> EXERCISE OBJECTIVE:
Word for word, set down the records and skip each picture.

> EXERCISE INPUT:
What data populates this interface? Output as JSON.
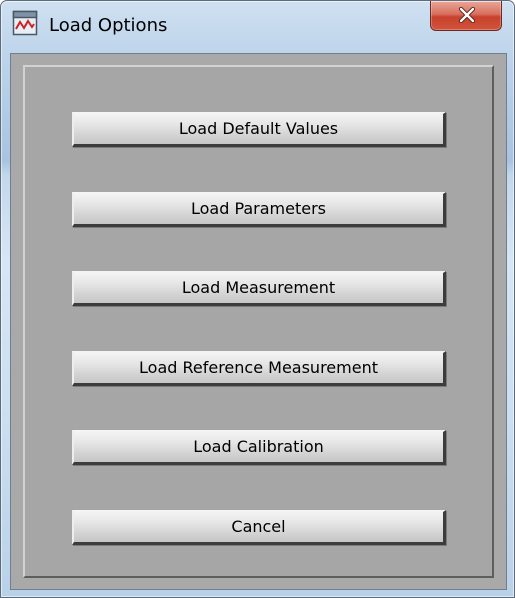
{
  "window": {
    "title": "Load Options",
    "app_icon": "labview-window-icon",
    "close_icon": "close-icon"
  },
  "buttons": [
    {
      "id": "load-default-values-button",
      "label": "Load Default Values"
    },
    {
      "id": "load-parameters-button",
      "label": "Load Parameters"
    },
    {
      "id": "load-measurement-button",
      "label": "Load Measurement"
    },
    {
      "id": "load-reference-measurement-button",
      "label": "Load Reference Measurement"
    },
    {
      "id": "load-calibration-button",
      "label": "Load Calibration"
    },
    {
      "id": "cancel-button",
      "label": "Cancel"
    }
  ],
  "colors": {
    "panel_gray": "#a6a6a6",
    "button_face": "#e0e0e0",
    "close_button_red": "#c7412c"
  }
}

> EXERCISE RESPONSE:
What data populates this interface? Output as JSON.
{
  "window": {
    "title": "Load Options",
    "app_icon": "labview-window-icon",
    "close_icon": "close-icon"
  },
  "buttons": [
    {
      "id": "load-default-values-button",
      "label": "Load Default Values"
    },
    {
      "id": "load-parameters-button",
      "label": "Load Parameters"
    },
    {
      "id": "load-measurement-button",
      "label": "Load Measurement"
    },
    {
      "id": "load-reference-measurement-button",
      "label": "Load Reference Measurement"
    },
    {
      "id": "load-calibration-button",
      "label": "Load Calibration"
    },
    {
      "id": "cancel-button",
      "label": "Cancel"
    }
  ],
  "colors": {
    "panel_gray": "#a6a6a6",
    "button_face": "#e0e0e0",
    "close_button_red": "#c7412c"
  }
}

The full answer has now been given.